• _Given task_
Here are some entries; quote each one exactly.

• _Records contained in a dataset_
================================

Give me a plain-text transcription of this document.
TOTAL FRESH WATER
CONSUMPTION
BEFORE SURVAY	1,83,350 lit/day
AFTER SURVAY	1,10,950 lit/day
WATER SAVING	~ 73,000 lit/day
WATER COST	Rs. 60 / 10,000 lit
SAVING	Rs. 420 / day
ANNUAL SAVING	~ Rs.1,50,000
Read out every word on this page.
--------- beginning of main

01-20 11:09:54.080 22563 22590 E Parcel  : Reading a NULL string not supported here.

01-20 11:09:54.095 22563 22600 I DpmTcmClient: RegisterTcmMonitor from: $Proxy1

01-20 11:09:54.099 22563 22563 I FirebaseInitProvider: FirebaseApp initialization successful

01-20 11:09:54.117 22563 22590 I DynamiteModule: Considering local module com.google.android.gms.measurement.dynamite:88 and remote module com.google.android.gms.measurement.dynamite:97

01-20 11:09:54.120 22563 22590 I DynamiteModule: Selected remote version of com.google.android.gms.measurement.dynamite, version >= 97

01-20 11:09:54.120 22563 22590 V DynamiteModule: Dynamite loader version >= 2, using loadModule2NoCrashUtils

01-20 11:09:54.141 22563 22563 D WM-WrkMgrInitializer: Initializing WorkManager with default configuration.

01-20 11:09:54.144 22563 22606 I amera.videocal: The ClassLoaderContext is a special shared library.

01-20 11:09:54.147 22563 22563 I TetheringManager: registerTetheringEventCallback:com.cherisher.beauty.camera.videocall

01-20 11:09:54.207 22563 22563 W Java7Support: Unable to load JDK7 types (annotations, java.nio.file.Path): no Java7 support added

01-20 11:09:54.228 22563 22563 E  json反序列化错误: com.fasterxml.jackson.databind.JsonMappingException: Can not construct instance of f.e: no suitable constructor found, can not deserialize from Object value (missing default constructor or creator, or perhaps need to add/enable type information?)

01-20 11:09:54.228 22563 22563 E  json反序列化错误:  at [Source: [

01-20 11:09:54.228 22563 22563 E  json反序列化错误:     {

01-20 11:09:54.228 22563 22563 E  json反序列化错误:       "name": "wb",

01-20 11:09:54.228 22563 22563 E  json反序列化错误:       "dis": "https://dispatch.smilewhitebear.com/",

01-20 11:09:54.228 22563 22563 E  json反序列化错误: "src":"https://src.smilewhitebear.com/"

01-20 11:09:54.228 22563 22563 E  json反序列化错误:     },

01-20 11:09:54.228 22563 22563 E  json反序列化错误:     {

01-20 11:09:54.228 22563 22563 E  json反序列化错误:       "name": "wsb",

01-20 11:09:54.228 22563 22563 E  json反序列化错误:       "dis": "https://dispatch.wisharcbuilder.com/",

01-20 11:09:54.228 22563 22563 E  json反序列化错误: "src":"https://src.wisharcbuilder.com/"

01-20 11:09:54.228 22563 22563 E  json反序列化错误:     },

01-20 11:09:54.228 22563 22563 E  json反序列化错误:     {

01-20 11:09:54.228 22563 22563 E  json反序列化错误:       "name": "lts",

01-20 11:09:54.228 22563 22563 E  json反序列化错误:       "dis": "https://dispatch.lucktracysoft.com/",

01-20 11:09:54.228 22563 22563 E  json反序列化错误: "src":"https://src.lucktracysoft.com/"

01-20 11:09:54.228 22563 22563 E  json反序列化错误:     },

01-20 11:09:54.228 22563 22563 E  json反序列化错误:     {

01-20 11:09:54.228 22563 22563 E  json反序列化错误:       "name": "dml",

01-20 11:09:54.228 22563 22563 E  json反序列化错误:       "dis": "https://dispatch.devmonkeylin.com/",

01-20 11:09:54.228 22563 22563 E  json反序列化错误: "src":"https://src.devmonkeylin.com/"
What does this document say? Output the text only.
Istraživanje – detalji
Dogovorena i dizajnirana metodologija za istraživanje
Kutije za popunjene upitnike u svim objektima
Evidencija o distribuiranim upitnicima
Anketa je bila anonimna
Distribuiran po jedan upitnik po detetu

================================

• _Complete response_
Give me a plain-text transcription of this document.
TOTAL FRESH WATER
CONSUMPTION
BEFORE SURVAY	1,83,350 lit/day
AFTER SURVAY	1,10,950 lit/day
WATER SAVING	~ 73,000 lit/day
WATER COST	Rs. 60 / 10,000 lit
SAVING	Rs. 420 / day
ANNUAL SAVING	~ Rs.1,50,000
Read out every word on this page.
--------- beginning of main

01-20 11:09:54.080 22563 22590 E Parcel  : Reading a NULL string not supported here.

01-20 11:09:54.095 22563 22600 I DpmTcmClient: RegisterTcmMonitor from: $Proxy1

01-20 11:09:54.099 22563 22563 I FirebaseInitProvider: FirebaseApp initialization successful

01-20 11:09:54.117 22563 22590 I DynamiteModule: Considering local module com.google.android.gms.measurement.dynamite:88 and remote module com.google.android.gms.measurement.dynamite:97

01-20 11:09:54.120 22563 22590 I DynamiteModule: Selected remote version of com.google.android.gms.measurement.dynamite, version >= 97

01-20 11:09:54.120 22563 22590 V DynamiteModule: Dynamite loader version >= 2, using loadModule2NoCrashUtils

01-20 11:09:54.141 22563 22563 D WM-WrkMgrInitializer: Initializing WorkManager with default configuration.

01-20 11:09:54.144 22563 22606 I amera.videocal: The ClassLoaderContext is a special shared library.

01-20 11:09:54.147 22563 22563 I TetheringManager: registerTetheringEventCallback:com.cherisher.beauty.camera.videocall

01-20 11:09:54.207 22563 22563 W Java7Support: Unable to load JDK7 types (annotations, java.nio.file.Path): no Java7 support added

01-20 11:09:54.228 22563 22563 E  json反序列化错误: com.fasterxml.jackson.databind.JsonMappingException: Can not construct instance of f.e: no suitable constructor found, can not deserialize from Object value (missing default constructor or creator, or perhaps need to add/enable type information?)

01-20 11:09:54.228 22563 22563 E  json反序列化错误:  at [Source: [

01-20 11:09:54.228 22563 22563 E  json反序列化错误:     {

01-20 11:09:54.228 22563 22563 E  json反序列化错误:       "name": "wb",

01-20 11:09:54.228 22563 22563 E  json反序列化错误:       "dis": "https://dispatch.smilewhitebear.com/",

01-20 11:09:54.228 22563 22563 E  json反序列化错误: "src":"https://src.smilewhitebear.com/"

01-20 11:09:54.228 22563 22563 E  json反序列化错误:     },

01-20 11:09:54.228 22563 22563 E  json反序列化错误:     {

01-20 11:09:54.228 22563 22563 E  json反序列化错误:       "name": "wsb",

01-20 11:09:54.228 22563 22563 E  json反序列化错误:       "dis": "https://dispatch.wisharcbuilder.com/",

01-20 11:09:54.228 22563 22563 E  json反序列化错误: "src":"https://src.wisharcbuilder.com/"

01-20 11:09:54.228 22563 22563 E  json反序列化错误:     },

01-20 11:09:54.228 22563 22563 E  json反序列化错误:     {

01-20 11:09:54.228 22563 22563 E  json反序列化错误:       "name": "lts",

01-20 11:09:54.228 22563 22563 E  json反序列化错误:       "dis": "https://dispatch.lucktracysoft.com/",

01-20 11:09:54.228 22563 22563 E  json反序列化错误: "src":"https://src.lucktracysoft.com/"

01-20 11:09:54.228 22563 22563 E  json反序列化错误:     },

01-20 11:09:54.228 22563 22563 E  json反序列化错误:     {

01-20 11:09:54.228 22563 22563 E  json反序列化错误:       "name": "dml",

01-20 11:09:54.228 22563 22563 E  json反序列化错误:       "dis": "https://dispatch.devmonkeylin.com/",

01-20 11:09:54.228 22563 22563 E  json反序列化错误: "src":"https://src.devmonkeylin.com/"
What does this document say? Output the text only.
Istraživanje – detalji
Dogovorena i dizajnirana metodologija za istraživanje
Kutije za popunjene upitnike u svim objektima
Evidencija o distribuiranim upitnicima
Anketa je bila anonimna
Distribuiran po jedan upitnik po detetu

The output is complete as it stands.